> Given problem:
In the records that follow, show each line where the word "role" is present.

> Supplied material:
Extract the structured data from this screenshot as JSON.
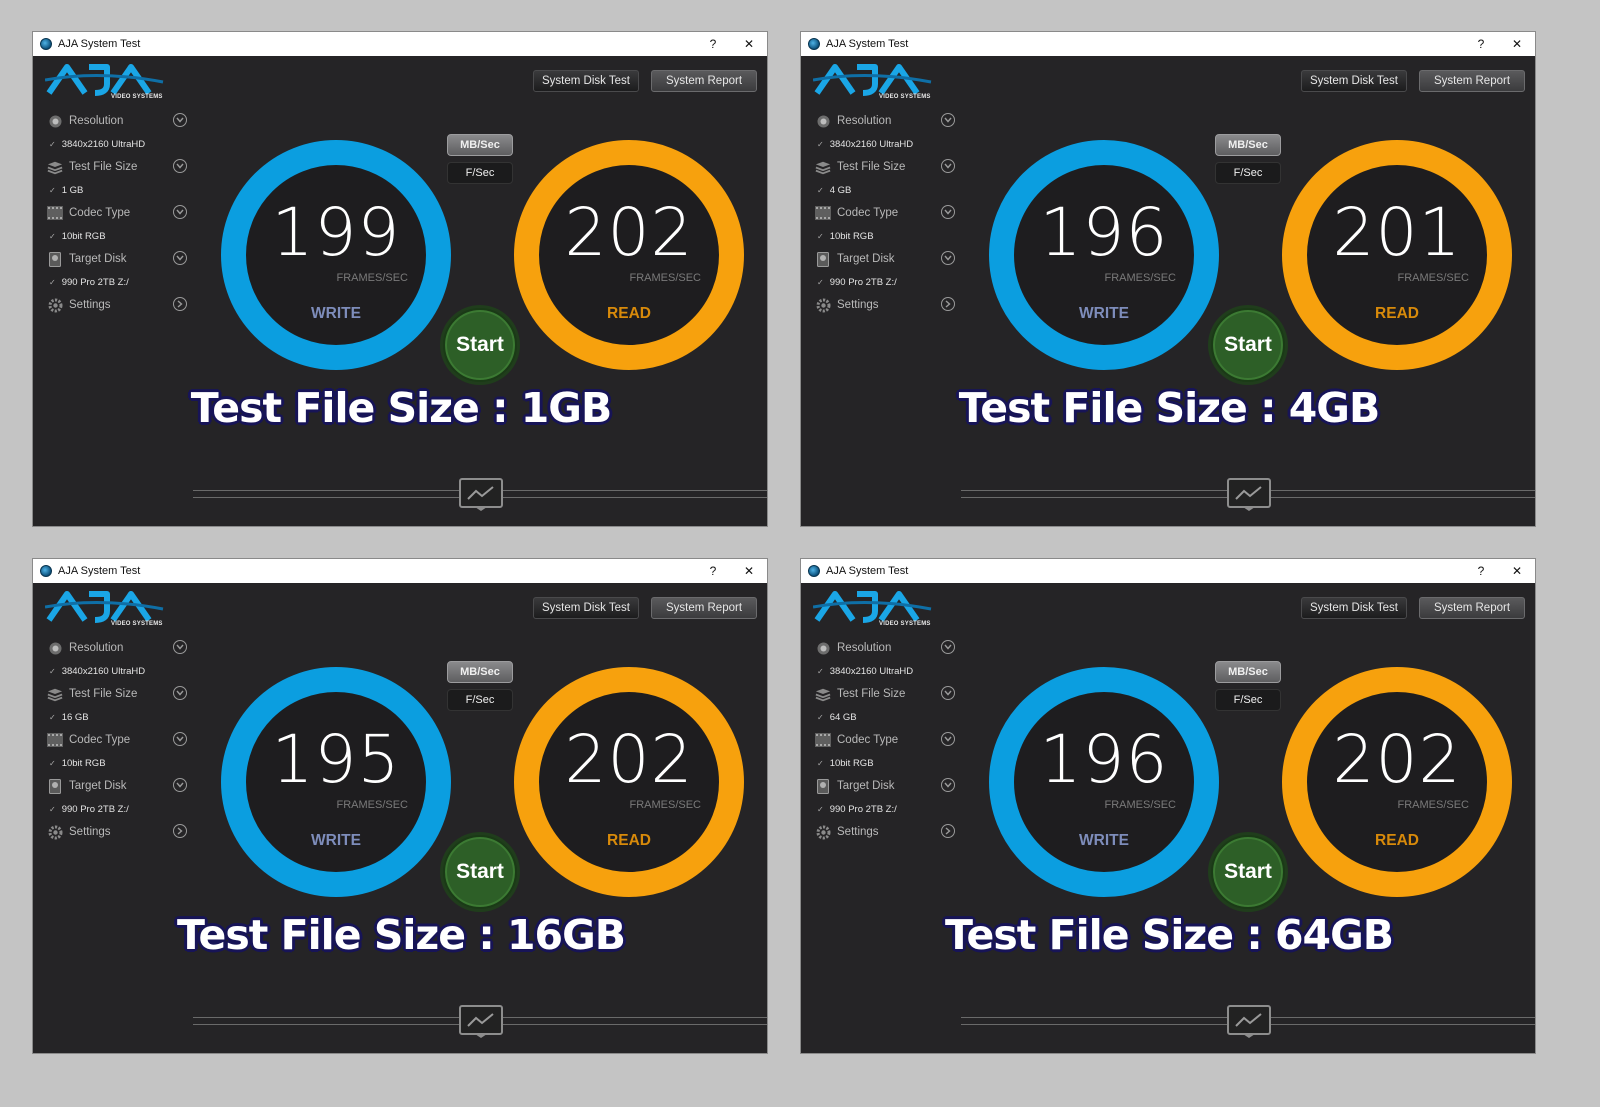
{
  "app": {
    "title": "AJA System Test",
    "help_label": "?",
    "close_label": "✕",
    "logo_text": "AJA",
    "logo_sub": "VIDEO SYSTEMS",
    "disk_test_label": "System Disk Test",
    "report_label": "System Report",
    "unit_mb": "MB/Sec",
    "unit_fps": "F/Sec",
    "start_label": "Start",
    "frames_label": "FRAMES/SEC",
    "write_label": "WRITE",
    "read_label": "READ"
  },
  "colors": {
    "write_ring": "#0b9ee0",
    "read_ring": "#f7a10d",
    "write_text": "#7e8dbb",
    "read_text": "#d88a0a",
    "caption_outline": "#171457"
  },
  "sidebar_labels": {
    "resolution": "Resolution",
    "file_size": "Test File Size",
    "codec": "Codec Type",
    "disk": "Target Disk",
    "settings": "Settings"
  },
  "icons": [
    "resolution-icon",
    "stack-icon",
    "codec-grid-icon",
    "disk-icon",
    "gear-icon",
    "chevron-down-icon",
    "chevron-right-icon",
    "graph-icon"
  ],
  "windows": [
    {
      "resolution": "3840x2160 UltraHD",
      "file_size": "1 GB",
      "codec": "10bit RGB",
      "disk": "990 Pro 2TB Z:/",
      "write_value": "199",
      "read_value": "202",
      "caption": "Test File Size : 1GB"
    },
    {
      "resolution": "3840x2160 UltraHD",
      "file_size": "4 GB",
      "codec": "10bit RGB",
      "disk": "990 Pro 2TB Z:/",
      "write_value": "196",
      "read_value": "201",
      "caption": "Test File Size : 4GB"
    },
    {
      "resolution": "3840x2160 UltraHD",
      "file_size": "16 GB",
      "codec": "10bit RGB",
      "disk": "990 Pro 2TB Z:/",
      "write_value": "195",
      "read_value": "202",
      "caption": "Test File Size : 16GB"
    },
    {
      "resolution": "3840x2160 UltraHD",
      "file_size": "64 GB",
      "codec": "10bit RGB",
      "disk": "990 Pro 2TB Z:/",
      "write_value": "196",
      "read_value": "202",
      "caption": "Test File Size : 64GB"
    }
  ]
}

...

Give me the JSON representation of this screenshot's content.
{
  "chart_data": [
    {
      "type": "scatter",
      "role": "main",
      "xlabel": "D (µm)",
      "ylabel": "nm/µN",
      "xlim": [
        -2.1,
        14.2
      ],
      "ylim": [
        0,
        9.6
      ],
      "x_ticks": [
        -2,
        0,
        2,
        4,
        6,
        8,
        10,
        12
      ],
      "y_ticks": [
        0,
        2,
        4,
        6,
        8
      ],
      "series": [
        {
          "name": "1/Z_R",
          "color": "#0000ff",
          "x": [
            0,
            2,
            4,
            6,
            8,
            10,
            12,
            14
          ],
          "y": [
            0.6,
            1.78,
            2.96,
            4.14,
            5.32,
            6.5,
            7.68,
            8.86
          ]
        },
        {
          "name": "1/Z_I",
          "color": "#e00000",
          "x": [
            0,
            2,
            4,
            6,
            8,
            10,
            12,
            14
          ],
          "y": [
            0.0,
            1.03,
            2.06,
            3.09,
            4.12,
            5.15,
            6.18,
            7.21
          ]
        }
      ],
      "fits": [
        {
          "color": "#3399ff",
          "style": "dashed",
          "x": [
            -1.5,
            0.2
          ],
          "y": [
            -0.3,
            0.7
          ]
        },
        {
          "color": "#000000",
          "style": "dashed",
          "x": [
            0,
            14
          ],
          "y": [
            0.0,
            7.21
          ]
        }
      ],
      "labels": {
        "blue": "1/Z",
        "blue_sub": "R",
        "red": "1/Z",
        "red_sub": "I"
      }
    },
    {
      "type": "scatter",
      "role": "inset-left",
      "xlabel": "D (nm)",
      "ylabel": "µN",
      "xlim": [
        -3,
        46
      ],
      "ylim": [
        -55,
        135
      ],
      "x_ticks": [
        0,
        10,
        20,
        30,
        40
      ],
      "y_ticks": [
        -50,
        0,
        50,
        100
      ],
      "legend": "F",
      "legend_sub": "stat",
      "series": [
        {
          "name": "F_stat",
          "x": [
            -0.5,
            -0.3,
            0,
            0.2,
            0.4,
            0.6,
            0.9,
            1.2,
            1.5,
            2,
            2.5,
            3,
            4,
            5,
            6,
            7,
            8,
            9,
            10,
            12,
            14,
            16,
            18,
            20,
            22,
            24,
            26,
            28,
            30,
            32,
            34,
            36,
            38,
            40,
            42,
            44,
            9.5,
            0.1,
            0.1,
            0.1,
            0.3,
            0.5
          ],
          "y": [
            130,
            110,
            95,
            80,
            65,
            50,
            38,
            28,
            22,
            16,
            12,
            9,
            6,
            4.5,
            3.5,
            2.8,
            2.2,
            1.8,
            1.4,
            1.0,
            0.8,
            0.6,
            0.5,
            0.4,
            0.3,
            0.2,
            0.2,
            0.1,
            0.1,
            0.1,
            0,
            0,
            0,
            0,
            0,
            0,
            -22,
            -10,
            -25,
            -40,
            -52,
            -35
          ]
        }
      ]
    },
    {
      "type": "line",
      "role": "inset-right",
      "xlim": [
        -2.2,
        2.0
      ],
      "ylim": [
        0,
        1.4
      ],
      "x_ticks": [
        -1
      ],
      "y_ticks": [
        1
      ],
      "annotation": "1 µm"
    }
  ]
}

> Task output:
      "role": "main",
      "role": "inset-left",
      "role": "inset-right",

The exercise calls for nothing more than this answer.